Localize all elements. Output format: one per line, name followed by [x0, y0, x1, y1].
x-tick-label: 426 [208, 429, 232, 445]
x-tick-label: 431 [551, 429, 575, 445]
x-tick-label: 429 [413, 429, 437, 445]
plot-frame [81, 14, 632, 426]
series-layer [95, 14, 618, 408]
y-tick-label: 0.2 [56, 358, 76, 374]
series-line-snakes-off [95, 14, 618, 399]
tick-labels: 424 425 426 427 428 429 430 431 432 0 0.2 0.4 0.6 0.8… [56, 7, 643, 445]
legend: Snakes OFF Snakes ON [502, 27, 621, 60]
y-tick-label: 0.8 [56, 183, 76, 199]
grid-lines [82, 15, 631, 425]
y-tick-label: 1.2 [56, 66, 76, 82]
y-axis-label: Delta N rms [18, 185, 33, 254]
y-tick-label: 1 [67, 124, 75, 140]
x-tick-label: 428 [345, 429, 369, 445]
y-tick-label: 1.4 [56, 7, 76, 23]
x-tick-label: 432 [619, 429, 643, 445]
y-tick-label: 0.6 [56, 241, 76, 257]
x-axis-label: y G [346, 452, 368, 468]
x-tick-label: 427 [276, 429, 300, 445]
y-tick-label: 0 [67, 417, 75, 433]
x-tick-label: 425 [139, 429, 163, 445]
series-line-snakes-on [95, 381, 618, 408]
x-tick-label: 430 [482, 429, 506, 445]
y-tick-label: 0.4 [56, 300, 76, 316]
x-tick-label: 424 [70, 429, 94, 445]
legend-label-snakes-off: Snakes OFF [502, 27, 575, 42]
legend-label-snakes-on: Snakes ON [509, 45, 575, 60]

|---|

● **DIRECTIONS**: Could you set out the material above as a Markdown table with the columns "Row" and "Material line," numbering each row and leaving out any blank lines?

● **FULL RESPONSE**:
| Row | Material line |
|---|---|
| 1 | Localize all elements. Output format: one per line, name followed by [x0, y0, x1, y1]. |
| 2 | x-tick-label: 426 [208, 429, 232, 445] |
| 3 | x-tick-label: 431 [551, 429, 575, 445] |
| 4 | x-tick-label: 429 [413, 429, 437, 445] |
| 5 | plot-frame [81, 14, 632, 426] |
| 6 | series-layer [95, 14, 618, 408] |
| 7 | y-tick-label: 0.2 [56, 358, 76, 374] |
| 8 | series-line-snakes-off [95, 14, 618, 399] |
| 9 | tick-labels: 424 425 426 427 428 429 430 431 432 0 0.2 0.4 0.6 0.8… [56, 7, 643, 445] |
| 10 | legend: Snakes OFF Snakes ON [502, 27, 621, 60] |
| 11 | y-tick-label: 0.8 [56, 183, 76, 199] |
| 12 | grid-lines [82, 15, 631, 425] |
| 13 | y-tick-label: 1.2 [56, 66, 76, 82] |
| 14 | y-axis-label: Delta N rms [18, 185, 33, 254] |
| 15 | y-tick-label: 1 [67, 124, 75, 140] |
| 16 | x-tick-label: 428 [345, 429, 369, 445] |
| 17 | y-tick-label: 1.4 [56, 7, 76, 23] |
| 18 | x-tick-label: 432 [619, 429, 643, 445] |
| 19 | y-tick-label: 0.6 [56, 241, 76, 257] |
| 20 | x-axis-label: y G [346, 452, 368, 468] |
| 21 | x-tick-label: 427 [276, 429, 300, 445] |
| 22 | y-tick-label: 0 [67, 417, 75, 433] |
| 23 | x-tick-label: 425 [139, 429, 163, 445] |
| 24 | series-line-snakes-on [95, 381, 618, 408] |
| 25 | x-tick-label: 430 [482, 429, 506, 445] |
| 26 | y-tick-label: 0.4 [56, 300, 76, 316] |
| 27 | x-tick-label: 424 [70, 429, 94, 445] |
| 28 | legend-label-snakes-off: Snakes OFF [502, 27, 575, 42] |
| 29 | legend-label-snakes-on: Snakes ON [509, 45, 575, 60] |